Exercise objective: Return, word for word, every line that follows.

[Data excerpts]
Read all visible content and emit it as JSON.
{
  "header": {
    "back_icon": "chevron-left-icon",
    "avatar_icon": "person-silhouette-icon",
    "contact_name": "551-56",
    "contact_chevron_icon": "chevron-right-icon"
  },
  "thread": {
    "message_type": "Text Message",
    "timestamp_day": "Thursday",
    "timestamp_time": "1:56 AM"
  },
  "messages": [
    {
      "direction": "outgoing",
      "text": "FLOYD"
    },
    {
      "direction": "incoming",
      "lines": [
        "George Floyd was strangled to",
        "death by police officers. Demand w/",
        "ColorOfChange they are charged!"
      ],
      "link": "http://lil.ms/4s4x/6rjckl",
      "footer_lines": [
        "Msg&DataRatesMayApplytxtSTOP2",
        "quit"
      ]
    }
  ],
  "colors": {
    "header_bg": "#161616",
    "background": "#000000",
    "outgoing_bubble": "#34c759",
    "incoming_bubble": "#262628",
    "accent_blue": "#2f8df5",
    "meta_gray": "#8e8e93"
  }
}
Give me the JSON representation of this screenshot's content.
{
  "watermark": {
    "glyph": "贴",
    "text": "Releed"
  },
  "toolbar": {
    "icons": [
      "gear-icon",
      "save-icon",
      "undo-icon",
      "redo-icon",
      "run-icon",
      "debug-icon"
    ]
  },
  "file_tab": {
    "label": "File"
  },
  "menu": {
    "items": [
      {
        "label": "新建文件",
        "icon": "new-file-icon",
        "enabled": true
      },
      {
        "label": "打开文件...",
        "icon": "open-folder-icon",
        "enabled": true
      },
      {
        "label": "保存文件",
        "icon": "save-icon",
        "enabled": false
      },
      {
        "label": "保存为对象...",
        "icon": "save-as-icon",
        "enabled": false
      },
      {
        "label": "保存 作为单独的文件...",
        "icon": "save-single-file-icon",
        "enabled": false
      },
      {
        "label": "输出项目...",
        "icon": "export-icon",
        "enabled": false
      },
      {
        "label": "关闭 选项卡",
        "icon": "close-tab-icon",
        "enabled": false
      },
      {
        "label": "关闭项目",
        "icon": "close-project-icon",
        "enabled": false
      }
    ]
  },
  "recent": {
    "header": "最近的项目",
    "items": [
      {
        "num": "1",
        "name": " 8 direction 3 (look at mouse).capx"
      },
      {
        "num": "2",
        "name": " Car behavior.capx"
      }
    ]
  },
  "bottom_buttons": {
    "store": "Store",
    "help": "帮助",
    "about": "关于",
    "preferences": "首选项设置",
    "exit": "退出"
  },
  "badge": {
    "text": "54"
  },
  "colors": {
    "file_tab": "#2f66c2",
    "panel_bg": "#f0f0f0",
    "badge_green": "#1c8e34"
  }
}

The response:
Read all visible content and emit it as JSON.
{
  "header": {
    "back_icon": "chevron-left-icon",
    "avatar_icon": "person-silhouette-icon",
    "contact_name": "551-56",
    "contact_chevron_icon": "chevron-right-icon"
  },
  "thread": {
    "message_type": "Text Message",
    "timestamp_day": "Thursday",
    "timestamp_time": "1:56 AM"
  },
  "messages": [
    {
      "direction": "outgoing",
      "text": "FLOYD"
    },
    {
      "direction": "incoming",
      "lines": [
        "George Floyd was strangled to",
        "death by police officers. Demand w/",
        "ColorOfChange they are charged!"
      ],
      "link": "http://lil.ms/4s4x/6rjckl",
      "footer_lines": [
        "Msg&DataRatesMayApplytxtSTOP2",
        "quit"
      ]
    }
  ],
  "colors": {
    "header_bg": "#161616",
    "background": "#000000",
    "outgoing_bubble": "#34c759",
    "incoming_bubble": "#262628",
    "accent_blue": "#2f8df5",
    "meta_gray": "#8e8e93"
  }
}
Give me the JSON representation of this screenshot's content.
{
  "watermark": {
    "glyph": "贴",
    "text": "Releed"
  },
  "toolbar": {
    "icons": [
      "gear-icon",
      "save-icon",
      "undo-icon",
      "redo-icon",
      "run-icon",
      "debug-icon"
    ]
  },
  "file_tab": {
    "label": "File"
  },
  "menu": {
    "items": [
      {
        "label": "新建文件",
        "icon": "new-file-icon",
        "enabled": true
      },
      {
        "label": "打开文件...",
        "icon": "open-folder-icon",
        "enabled": true
      },
      {
        "label": "保存文件",
        "icon": "save-icon",
        "enabled": false
      },
      {
        "label": "保存为对象...",
        "icon": "save-as-icon",
        "enabled": false
      },
      {
        "label": "保存 作为单独的文件...",
        "icon": "save-single-file-icon",
        "enabled": false
      },
      {
        "label": "输出项目...",
        "icon": "export-icon",
        "enabled": false
      },
      {
        "label": "关闭 选项卡",
        "icon": "close-tab-icon",
        "enabled": false
      },
      {
        "label": "关闭项目",
        "icon": "close-project-icon",
        "enabled": false
      }
    ]
  },
  "recent": {
    "header": "最近的项目",
    "items": [
      {
        "num": "1",
        "name": " 8 direction 3 (look at mouse).capx"
      },
      {
        "num": "2",
        "name": " Car behavior.capx"
      }
    ]
  },
  "bottom_buttons": {
    "store": "Store",
    "help": "帮助",
    "about": "关于",
    "preferences": "首选项设置",
    "exit": "退出"
  },
  "badge": {
    "text": "54"
  },
  "colors": {
    "file_tab": "#2f66c2",
    "panel_bg": "#f0f0f0",
    "badge_green": "#1c8e34"
  }
}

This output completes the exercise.